Read the entries below and pull out each line with the string "display".

[Provided records start]

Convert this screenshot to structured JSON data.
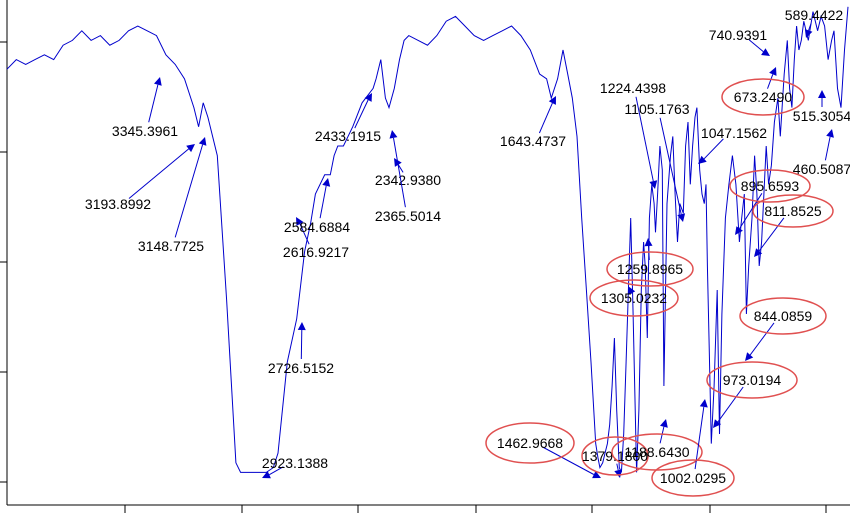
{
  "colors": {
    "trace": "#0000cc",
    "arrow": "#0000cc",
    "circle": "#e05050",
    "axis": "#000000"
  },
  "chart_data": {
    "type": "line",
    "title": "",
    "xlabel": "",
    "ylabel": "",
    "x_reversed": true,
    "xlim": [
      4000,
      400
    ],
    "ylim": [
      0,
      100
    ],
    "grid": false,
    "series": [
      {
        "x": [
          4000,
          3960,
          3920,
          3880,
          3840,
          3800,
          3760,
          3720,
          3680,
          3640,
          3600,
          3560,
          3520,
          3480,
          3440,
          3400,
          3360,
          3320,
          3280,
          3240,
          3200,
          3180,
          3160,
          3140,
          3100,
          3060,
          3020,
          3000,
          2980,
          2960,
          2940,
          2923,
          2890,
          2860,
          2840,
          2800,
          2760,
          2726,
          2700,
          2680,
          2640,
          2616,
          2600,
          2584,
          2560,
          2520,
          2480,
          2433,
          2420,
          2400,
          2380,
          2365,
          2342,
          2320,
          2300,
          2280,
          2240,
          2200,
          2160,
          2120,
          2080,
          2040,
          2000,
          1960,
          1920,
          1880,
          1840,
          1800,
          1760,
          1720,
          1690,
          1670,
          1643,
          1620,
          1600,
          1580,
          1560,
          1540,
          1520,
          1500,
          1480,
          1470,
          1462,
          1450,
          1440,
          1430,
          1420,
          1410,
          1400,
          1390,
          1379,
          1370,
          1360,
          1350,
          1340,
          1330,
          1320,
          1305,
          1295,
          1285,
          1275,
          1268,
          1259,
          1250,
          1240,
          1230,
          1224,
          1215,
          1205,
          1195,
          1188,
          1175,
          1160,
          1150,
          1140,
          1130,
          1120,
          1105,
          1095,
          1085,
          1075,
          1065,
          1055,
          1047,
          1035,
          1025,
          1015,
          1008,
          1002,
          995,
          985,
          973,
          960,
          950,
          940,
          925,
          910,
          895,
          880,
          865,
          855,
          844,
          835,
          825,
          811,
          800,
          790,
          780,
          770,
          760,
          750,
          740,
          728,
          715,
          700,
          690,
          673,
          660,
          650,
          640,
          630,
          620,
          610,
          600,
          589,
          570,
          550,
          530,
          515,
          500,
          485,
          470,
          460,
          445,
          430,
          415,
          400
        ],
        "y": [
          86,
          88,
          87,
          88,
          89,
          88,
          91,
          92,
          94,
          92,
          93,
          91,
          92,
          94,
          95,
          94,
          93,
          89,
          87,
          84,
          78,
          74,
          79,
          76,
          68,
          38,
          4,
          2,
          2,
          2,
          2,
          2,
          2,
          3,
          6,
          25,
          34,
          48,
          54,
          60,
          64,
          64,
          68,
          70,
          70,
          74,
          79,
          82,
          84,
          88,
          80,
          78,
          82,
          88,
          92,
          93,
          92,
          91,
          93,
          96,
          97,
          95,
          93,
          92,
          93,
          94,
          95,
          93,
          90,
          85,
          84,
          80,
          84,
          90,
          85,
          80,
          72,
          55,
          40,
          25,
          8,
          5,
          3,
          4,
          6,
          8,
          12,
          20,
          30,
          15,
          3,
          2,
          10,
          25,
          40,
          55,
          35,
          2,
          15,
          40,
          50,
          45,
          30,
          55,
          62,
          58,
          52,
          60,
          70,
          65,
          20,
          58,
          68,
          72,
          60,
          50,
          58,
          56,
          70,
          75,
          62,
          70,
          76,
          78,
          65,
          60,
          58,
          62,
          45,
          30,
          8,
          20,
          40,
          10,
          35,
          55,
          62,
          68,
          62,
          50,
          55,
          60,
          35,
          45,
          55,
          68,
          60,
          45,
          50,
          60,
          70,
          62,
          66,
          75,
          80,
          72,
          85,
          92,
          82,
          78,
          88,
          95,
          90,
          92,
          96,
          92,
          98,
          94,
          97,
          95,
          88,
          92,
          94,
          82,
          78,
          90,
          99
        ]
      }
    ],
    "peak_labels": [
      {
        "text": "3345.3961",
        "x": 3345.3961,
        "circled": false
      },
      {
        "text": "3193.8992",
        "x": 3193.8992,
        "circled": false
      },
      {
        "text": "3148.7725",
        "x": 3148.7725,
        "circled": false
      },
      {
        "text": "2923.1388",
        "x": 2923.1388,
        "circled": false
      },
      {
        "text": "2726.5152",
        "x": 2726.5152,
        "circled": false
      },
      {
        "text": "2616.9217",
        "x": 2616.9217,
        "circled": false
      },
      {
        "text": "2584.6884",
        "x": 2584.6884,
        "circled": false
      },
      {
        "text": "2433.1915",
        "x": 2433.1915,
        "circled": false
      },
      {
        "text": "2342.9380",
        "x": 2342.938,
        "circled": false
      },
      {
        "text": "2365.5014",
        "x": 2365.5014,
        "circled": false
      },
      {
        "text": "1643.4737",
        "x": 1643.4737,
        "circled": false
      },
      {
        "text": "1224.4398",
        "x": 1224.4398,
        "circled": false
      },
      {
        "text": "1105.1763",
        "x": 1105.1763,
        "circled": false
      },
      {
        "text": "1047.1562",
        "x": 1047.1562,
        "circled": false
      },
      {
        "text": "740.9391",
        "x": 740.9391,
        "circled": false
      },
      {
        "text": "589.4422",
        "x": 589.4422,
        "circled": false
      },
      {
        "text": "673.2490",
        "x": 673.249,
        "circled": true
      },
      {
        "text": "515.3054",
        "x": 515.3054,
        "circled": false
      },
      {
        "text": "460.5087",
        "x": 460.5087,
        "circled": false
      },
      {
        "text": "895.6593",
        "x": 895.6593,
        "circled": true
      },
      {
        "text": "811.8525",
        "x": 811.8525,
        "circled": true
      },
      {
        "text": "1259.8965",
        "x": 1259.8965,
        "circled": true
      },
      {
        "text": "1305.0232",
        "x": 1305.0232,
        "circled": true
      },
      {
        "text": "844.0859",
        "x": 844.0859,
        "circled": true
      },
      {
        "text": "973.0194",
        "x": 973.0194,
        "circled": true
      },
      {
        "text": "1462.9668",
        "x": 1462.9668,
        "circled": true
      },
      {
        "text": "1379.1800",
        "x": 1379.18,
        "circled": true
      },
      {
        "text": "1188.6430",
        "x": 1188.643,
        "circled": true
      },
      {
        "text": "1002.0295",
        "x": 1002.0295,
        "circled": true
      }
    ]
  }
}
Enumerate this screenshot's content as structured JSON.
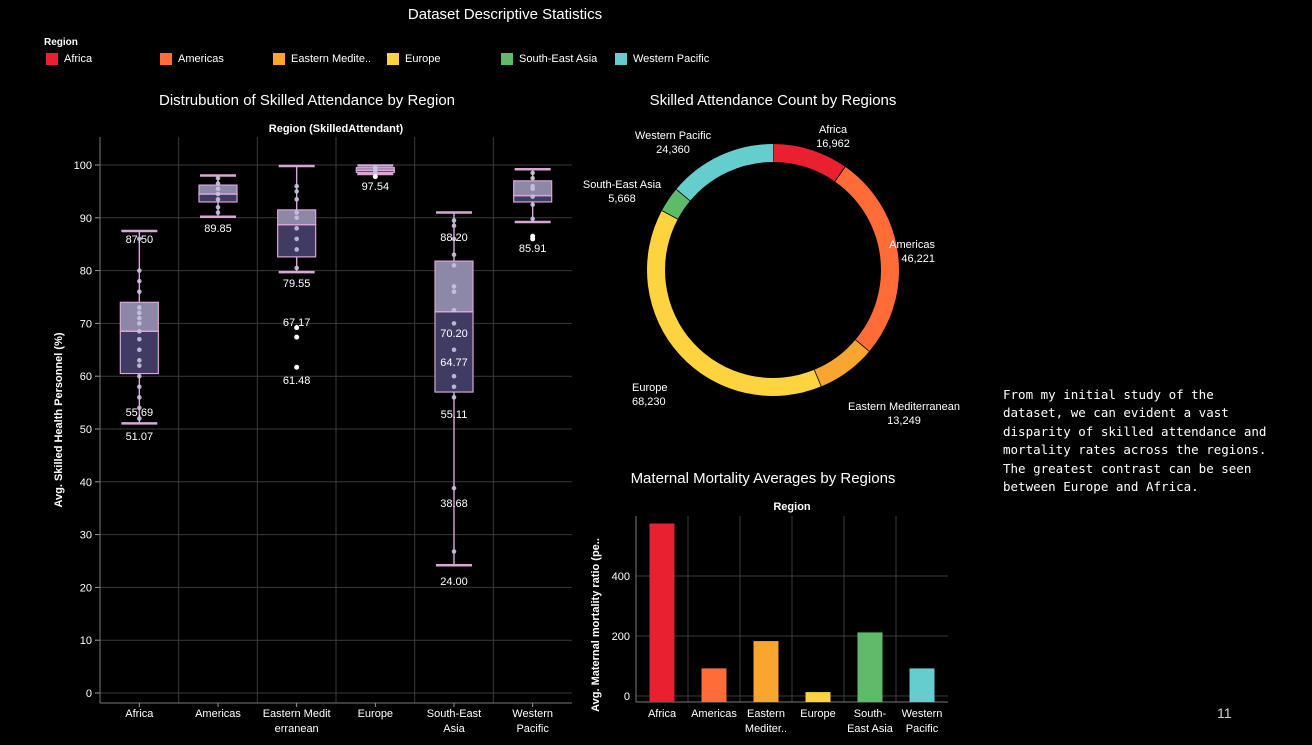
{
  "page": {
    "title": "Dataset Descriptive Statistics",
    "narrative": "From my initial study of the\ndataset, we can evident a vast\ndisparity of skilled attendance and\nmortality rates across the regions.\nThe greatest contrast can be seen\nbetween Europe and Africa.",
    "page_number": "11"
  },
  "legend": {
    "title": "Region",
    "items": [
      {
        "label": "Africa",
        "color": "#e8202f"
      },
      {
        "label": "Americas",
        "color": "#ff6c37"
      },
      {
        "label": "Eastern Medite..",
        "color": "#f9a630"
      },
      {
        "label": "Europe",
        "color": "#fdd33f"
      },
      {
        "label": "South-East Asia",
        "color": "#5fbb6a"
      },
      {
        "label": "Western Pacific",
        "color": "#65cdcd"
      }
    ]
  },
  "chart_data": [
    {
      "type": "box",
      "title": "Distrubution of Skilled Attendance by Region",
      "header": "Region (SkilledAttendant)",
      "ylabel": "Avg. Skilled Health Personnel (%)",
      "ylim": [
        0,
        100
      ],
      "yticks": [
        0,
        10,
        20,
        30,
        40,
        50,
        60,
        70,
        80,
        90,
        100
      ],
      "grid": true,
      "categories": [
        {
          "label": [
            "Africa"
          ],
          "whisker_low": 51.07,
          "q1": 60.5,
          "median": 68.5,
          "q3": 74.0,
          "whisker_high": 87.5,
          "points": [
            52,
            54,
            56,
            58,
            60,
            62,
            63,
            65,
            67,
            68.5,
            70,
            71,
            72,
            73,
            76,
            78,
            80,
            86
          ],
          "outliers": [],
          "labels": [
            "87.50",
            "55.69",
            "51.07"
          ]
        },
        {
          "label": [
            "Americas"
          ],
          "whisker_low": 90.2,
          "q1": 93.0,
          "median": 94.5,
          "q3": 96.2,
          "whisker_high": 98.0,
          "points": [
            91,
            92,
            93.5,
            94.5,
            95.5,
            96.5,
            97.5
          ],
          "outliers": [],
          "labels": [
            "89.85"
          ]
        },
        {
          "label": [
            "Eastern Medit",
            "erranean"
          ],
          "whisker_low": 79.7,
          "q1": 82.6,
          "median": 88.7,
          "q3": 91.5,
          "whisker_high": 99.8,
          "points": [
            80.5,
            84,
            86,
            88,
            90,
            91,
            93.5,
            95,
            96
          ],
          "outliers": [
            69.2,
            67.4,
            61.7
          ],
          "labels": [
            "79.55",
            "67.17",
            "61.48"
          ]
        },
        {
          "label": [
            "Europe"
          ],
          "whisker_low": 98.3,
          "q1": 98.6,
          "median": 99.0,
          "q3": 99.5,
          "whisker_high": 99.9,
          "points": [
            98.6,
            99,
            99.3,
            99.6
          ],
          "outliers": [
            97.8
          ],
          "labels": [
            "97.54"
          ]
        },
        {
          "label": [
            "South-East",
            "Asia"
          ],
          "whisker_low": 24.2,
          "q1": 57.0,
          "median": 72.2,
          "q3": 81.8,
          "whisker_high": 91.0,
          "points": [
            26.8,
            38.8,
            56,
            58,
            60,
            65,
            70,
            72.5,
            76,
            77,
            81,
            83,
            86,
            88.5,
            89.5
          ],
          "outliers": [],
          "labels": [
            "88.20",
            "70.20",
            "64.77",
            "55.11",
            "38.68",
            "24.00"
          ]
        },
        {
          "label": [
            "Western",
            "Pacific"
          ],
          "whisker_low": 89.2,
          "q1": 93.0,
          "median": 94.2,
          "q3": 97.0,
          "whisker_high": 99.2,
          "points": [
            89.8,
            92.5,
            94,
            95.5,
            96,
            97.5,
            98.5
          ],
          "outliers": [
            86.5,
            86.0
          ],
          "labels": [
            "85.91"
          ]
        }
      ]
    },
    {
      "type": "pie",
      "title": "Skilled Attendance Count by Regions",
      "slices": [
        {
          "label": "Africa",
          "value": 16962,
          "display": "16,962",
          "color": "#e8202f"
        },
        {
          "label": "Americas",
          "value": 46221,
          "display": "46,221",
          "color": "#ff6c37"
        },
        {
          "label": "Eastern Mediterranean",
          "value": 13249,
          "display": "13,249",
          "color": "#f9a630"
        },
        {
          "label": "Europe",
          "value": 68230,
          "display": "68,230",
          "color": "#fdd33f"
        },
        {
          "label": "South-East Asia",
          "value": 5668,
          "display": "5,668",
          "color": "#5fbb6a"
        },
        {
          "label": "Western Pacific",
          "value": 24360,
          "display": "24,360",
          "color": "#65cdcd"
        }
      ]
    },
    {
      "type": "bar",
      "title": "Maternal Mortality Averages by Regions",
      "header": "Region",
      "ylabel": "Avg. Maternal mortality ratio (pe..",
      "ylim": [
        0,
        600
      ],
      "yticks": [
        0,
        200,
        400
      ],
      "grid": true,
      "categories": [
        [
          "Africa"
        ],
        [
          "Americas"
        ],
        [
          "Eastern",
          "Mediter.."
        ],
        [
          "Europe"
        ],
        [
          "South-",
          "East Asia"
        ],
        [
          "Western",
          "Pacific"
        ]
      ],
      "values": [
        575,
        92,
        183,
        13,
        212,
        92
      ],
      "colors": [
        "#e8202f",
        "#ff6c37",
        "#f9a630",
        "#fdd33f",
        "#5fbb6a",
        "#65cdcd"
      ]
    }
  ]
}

[Provided records end]

→ **Reply**:
          "display": "16,962",
          "display": "46,221",
          "display": "13,249",
          "display": "68,230",
          "display": "5,668",
          "display": "24,360",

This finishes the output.